▶ PROVIDED ENTRIES:
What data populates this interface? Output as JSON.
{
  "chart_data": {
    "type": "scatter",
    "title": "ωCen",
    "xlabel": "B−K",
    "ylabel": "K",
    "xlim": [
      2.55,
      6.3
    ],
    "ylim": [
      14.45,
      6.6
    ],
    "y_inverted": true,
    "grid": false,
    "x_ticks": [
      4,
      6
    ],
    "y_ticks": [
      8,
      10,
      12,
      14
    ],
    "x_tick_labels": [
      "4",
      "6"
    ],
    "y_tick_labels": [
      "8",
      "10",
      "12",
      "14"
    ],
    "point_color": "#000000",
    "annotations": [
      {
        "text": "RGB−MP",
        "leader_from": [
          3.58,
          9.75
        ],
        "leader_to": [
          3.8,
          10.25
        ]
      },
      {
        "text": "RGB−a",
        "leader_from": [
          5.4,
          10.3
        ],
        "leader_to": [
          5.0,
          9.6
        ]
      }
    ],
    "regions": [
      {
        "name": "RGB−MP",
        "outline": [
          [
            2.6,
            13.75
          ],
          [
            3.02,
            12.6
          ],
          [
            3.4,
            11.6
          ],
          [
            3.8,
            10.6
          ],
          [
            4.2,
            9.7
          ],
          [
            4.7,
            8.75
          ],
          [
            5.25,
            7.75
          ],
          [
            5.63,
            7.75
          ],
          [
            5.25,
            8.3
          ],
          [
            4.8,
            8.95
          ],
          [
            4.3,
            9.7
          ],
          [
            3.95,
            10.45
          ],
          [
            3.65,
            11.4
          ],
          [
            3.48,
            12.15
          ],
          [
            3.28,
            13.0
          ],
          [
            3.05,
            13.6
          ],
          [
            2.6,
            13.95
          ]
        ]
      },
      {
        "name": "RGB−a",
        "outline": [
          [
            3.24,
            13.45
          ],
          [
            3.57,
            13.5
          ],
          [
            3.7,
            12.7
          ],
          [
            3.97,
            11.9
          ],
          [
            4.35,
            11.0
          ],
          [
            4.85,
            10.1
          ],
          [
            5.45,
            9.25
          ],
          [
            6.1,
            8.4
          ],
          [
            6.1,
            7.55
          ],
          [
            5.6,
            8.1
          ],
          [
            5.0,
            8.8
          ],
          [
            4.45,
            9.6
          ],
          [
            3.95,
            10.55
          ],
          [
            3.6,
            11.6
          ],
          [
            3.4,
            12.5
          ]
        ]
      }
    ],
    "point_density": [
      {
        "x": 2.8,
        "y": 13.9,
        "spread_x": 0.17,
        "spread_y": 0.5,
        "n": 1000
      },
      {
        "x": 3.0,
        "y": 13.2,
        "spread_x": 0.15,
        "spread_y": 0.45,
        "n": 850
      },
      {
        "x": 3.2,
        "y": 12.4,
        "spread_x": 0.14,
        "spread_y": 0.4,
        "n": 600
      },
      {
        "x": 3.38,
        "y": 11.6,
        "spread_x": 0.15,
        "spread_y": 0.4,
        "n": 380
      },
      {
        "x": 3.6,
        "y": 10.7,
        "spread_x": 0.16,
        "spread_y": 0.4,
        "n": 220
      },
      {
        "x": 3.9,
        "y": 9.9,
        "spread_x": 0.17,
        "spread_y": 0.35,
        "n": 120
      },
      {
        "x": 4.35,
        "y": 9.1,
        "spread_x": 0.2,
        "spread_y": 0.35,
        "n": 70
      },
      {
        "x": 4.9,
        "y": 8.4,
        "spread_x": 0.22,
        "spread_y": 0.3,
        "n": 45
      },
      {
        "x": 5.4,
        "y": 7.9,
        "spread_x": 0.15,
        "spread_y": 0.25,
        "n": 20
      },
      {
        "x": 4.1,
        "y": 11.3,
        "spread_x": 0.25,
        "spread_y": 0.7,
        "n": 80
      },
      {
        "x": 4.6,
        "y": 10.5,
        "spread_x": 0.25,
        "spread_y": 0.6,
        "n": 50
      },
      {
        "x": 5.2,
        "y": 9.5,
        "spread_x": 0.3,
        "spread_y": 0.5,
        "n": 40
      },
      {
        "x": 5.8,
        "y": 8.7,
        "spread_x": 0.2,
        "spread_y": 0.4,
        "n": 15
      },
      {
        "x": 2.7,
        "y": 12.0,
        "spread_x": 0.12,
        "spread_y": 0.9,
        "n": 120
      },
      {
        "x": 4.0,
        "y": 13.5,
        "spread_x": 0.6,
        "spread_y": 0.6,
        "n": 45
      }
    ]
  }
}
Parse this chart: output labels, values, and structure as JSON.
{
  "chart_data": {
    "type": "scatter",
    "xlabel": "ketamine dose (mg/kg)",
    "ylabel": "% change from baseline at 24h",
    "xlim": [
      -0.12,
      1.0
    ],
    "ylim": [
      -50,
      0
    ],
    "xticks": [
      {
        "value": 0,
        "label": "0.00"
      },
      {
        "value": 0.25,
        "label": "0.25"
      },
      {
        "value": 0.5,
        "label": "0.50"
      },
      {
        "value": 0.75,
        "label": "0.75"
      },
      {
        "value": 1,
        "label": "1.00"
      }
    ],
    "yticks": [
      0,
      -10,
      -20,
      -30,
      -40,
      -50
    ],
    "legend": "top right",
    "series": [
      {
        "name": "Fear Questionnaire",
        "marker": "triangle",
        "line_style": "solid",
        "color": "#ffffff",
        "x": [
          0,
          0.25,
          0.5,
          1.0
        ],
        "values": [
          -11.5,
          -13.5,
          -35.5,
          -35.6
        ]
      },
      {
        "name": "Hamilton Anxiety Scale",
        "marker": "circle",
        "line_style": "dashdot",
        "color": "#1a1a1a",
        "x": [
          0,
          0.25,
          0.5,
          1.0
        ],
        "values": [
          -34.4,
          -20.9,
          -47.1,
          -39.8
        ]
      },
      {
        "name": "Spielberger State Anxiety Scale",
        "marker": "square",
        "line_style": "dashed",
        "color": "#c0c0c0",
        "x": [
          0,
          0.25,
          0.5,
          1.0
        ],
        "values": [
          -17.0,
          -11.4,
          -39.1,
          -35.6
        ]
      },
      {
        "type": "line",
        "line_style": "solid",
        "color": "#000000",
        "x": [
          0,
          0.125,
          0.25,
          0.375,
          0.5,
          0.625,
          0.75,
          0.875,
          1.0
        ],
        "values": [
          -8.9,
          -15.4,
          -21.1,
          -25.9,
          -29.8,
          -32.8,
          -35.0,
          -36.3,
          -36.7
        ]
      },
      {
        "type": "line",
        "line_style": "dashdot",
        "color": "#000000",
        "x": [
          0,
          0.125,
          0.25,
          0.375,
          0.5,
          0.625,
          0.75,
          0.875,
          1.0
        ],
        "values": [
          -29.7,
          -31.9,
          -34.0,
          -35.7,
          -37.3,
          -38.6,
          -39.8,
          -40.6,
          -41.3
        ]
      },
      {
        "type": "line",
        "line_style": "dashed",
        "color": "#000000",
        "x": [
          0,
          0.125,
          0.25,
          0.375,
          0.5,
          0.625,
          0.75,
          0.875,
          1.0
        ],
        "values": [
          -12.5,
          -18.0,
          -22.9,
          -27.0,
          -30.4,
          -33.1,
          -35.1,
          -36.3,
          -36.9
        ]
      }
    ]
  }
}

▶ WHAT YOU NEED TO DO: Write the material out exactly, with nothing left out.

▶ CORRECT RESULT:
What data populates this interface? Output as JSON.
{
  "chart_data": {
    "type": "scatter",
    "title": "ωCen",
    "xlabel": "B−K",
    "ylabel": "K",
    "xlim": [
      2.55,
      6.3
    ],
    "ylim": [
      14.45,
      6.6
    ],
    "y_inverted": true,
    "grid": false,
    "x_ticks": [
      4,
      6
    ],
    "y_ticks": [
      8,
      10,
      12,
      14
    ],
    "x_tick_labels": [
      "4",
      "6"
    ],
    "y_tick_labels": [
      "8",
      "10",
      "12",
      "14"
    ],
    "point_color": "#000000",
    "annotations": [
      {
        "text": "RGB−MP",
        "leader_from": [
          3.58,
          9.75
        ],
        "leader_to": [
          3.8,
          10.25
        ]
      },
      {
        "text": "RGB−a",
        "leader_from": [
          5.4,
          10.3
        ],
        "leader_to": [
          5.0,
          9.6
        ]
      }
    ],
    "regions": [
      {
        "name": "RGB−MP",
        "outline": [
          [
            2.6,
            13.75
          ],
          [
            3.02,
            12.6
          ],
          [
            3.4,
            11.6
          ],
          [
            3.8,
            10.6
          ],
          [
            4.2,
            9.7
          ],
          [
            4.7,
            8.75
          ],
          [
            5.25,
            7.75
          ],
          [
            5.63,
            7.75
          ],
          [
            5.25,
            8.3
          ],
          [
            4.8,
            8.95
          ],
          [
            4.3,
            9.7
          ],
          [
            3.95,
            10.45
          ],
          [
            3.65,
            11.4
          ],
          [
            3.48,
            12.15
          ],
          [
            3.28,
            13.0
          ],
          [
            3.05,
            13.6
          ],
          [
            2.6,
            13.95
          ]
        ]
      },
      {
        "name": "RGB−a",
        "outline": [
          [
            3.24,
            13.45
          ],
          [
            3.57,
            13.5
          ],
          [
            3.7,
            12.7
          ],
          [
            3.97,
            11.9
          ],
          [
            4.35,
            11.0
          ],
          [
            4.85,
            10.1
          ],
          [
            5.45,
            9.25
          ],
          [
            6.1,
            8.4
          ],
          [
            6.1,
            7.55
          ],
          [
            5.6,
            8.1
          ],
          [
            5.0,
            8.8
          ],
          [
            4.45,
            9.6
          ],
          [
            3.95,
            10.55
          ],
          [
            3.6,
            11.6
          ],
          [
            3.4,
            12.5
          ]
        ]
      }
    ],
    "point_density": [
      {
        "x": 2.8,
        "y": 13.9,
        "spread_x": 0.17,
        "spread_y": 0.5,
        "n": 1000
      },
      {
        "x": 3.0,
        "y": 13.2,
        "spread_x": 0.15,
        "spread_y": 0.45,
        "n": 850
      },
      {
        "x": 3.2,
        "y": 12.4,
        "spread_x": 0.14,
        "spread_y": 0.4,
        "n": 600
      },
      {
        "x": 3.38,
        "y": 11.6,
        "spread_x": 0.15,
        "spread_y": 0.4,
        "n": 380
      },
      {
        "x": 3.6,
        "y": 10.7,
        "spread_x": 0.16,
        "spread_y": 0.4,
        "n": 220
      },
      {
        "x": 3.9,
        "y": 9.9,
        "spread_x": 0.17,
        "spread_y": 0.35,
        "n": 120
      },
      {
        "x": 4.35,
        "y": 9.1,
        "spread_x": 0.2,
        "spread_y": 0.35,
        "n": 70
      },
      {
        "x": 4.9,
        "y": 8.4,
        "spread_x": 0.22,
        "spread_y": 0.3,
        "n": 45
      },
      {
        "x": 5.4,
        "y": 7.9,
        "spread_x": 0.15,
        "spread_y": 0.25,
        "n": 20
      },
      {
        "x": 4.1,
        "y": 11.3,
        "spread_x": 0.25,
        "spread_y": 0.7,
        "n": 80
      },
      {
        "x": 4.6,
        "y": 10.5,
        "spread_x": 0.25,
        "spread_y": 0.6,
        "n": 50
      },
      {
        "x": 5.2,
        "y": 9.5,
        "spread_x": 0.3,
        "spread_y": 0.5,
        "n": 40
      },
      {
        "x": 5.8,
        "y": 8.7,
        "spread_x": 0.2,
        "spread_y": 0.4,
        "n": 15
      },
      {
        "x": 2.7,
        "y": 12.0,
        "spread_x": 0.12,
        "spread_y": 0.9,
        "n": 120
      },
      {
        "x": 4.0,
        "y": 13.5,
        "spread_x": 0.6,
        "spread_y": 0.6,
        "n": 45
      }
    ]
  }
}
Parse this chart: output labels, values, and structure as JSON.
{
  "chart_data": {
    "type": "scatter",
    "xlabel": "ketamine dose (mg/kg)",
    "ylabel": "% change from baseline at 24h",
    "xlim": [
      -0.12,
      1.0
    ],
    "ylim": [
      -50,
      0
    ],
    "xticks": [
      {
        "value": 0,
        "label": "0.00"
      },
      {
        "value": 0.25,
        "label": "0.25"
      },
      {
        "value": 0.5,
        "label": "0.50"
      },
      {
        "value": 0.75,
        "label": "0.75"
      },
      {
        "value": 1,
        "label": "1.00"
      }
    ],
    "yticks": [
      0,
      -10,
      -20,
      -30,
      -40,
      -50
    ],
    "legend": "top right",
    "series": [
      {
        "name": "Fear Questionnaire",
        "marker": "triangle",
        "line_style": "solid",
        "color": "#ffffff",
        "x": [
          0,
          0.25,
          0.5,
          1.0
        ],
        "values": [
          -11.5,
          -13.5,
          -35.5,
          -35.6
        ]
      },
      {
        "name": "Hamilton Anxiety Scale",
        "marker": "circle",
        "line_style": "dashdot",
        "color": "#1a1a1a",
        "x": [
          0,
          0.25,
          0.5,
          1.0
        ],
        "values": [
          -34.4,
          -20.9,
          -47.1,
          -39.8
        ]
      },
      {
        "name": "Spielberger State Anxiety Scale",
        "marker": "square",
        "line_style": "dashed",
        "color": "#c0c0c0",
        "x": [
          0,
          0.25,
          0.5,
          1.0
        ],
        "values": [
          -17.0,
          -11.4,
          -39.1,
          -35.6
        ]
      },
      {
        "type": "line",
        "line_style": "solid",
        "color": "#000000",
        "x": [
          0,
          0.125,
          0.25,
          0.375,
          0.5,
          0.625,
          0.75,
          0.875,
          1.0
        ],
        "values": [
          -8.9,
          -15.4,
          -21.1,
          -25.9,
          -29.8,
          -32.8,
          -35.0,
          -36.3,
          -36.7
        ]
      },
      {
        "type": "line",
        "line_style": "dashdot",
        "color": "#000000",
        "x": [
          0,
          0.125,
          0.25,
          0.375,
          0.5,
          0.625,
          0.75,
          0.875,
          1.0
        ],
        "values": [
          -29.7,
          -31.9,
          -34.0,
          -35.7,
          -37.3,
          -38.6,
          -39.8,
          -40.6,
          -41.3
        ]
      },
      {
        "type": "line",
        "line_style": "dashed",
        "color": "#000000",
        "x": [
          0,
          0.125,
          0.25,
          0.375,
          0.5,
          0.625,
          0.75,
          0.875,
          1.0
        ],
        "values": [
          -12.5,
          -18.0,
          -22.9,
          -27.0,
          -30.4,
          -33.1,
          -35.1,
          -36.3,
          -36.9
        ]
      }
    ]
  }
}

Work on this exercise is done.